- [Records shown]

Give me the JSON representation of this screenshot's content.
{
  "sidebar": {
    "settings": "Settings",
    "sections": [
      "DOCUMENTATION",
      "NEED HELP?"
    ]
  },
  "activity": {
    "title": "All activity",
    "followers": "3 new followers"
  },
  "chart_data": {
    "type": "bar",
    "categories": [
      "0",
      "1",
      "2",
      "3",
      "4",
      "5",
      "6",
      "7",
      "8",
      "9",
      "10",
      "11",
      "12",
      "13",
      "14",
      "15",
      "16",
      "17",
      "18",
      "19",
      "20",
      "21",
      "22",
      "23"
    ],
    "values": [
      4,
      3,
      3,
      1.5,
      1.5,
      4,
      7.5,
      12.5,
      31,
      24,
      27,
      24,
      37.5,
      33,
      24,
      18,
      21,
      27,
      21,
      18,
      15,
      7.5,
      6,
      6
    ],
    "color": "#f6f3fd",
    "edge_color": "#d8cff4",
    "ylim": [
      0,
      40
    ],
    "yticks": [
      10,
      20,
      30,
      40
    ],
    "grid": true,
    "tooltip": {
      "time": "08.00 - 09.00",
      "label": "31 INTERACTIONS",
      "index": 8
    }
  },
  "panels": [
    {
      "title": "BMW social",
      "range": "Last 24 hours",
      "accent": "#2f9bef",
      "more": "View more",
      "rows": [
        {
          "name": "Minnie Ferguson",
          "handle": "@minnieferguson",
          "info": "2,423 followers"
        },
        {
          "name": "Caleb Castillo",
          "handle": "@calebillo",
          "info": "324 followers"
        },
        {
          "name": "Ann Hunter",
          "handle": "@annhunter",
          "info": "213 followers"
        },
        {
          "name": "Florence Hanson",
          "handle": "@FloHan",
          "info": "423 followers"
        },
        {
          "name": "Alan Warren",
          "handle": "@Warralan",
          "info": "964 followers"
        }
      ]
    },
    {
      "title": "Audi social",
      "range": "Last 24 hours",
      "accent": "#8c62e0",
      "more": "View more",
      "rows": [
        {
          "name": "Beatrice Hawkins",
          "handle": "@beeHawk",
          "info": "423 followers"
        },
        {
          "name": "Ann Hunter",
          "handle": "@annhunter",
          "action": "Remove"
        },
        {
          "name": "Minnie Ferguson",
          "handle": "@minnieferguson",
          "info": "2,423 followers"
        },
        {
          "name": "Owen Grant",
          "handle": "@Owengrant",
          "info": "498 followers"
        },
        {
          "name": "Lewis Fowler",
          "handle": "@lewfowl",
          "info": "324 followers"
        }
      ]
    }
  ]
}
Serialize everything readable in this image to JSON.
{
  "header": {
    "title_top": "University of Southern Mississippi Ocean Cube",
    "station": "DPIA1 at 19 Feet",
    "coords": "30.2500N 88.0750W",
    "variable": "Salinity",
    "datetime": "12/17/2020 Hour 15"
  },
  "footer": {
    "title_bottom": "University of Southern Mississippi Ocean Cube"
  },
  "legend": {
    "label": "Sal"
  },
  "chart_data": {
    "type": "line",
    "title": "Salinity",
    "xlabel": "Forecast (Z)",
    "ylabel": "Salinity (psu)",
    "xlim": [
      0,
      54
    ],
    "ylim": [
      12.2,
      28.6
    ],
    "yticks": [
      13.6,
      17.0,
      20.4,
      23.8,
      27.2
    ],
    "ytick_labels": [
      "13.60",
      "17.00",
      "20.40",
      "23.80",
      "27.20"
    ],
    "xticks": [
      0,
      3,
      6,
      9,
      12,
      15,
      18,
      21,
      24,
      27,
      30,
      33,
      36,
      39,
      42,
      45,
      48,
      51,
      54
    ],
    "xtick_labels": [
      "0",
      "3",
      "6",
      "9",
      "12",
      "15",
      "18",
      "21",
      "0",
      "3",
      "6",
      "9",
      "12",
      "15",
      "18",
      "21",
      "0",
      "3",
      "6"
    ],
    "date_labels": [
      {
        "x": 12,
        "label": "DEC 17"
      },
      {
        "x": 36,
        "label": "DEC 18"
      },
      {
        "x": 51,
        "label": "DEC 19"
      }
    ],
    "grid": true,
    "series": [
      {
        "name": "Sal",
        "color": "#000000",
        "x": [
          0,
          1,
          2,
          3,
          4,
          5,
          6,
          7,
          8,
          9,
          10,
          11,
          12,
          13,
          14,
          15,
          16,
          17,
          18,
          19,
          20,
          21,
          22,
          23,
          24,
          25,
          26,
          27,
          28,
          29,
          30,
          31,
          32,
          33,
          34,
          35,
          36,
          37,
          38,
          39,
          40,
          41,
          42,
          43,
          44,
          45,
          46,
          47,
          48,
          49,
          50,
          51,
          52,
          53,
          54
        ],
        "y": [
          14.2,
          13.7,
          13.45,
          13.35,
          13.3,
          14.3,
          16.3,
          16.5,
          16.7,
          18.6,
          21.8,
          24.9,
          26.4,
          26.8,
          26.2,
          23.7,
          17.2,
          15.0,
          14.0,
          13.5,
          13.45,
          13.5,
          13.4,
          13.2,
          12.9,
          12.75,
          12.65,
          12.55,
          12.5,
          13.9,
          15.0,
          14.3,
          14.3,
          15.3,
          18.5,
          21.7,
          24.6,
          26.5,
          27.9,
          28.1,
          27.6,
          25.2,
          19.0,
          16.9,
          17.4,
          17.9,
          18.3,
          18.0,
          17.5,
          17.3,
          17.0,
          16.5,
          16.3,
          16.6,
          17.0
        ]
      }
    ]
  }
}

- [Request]
Among the entries above, how many lines hold the string "Southern"? Give the number by itself.

- [In response]
2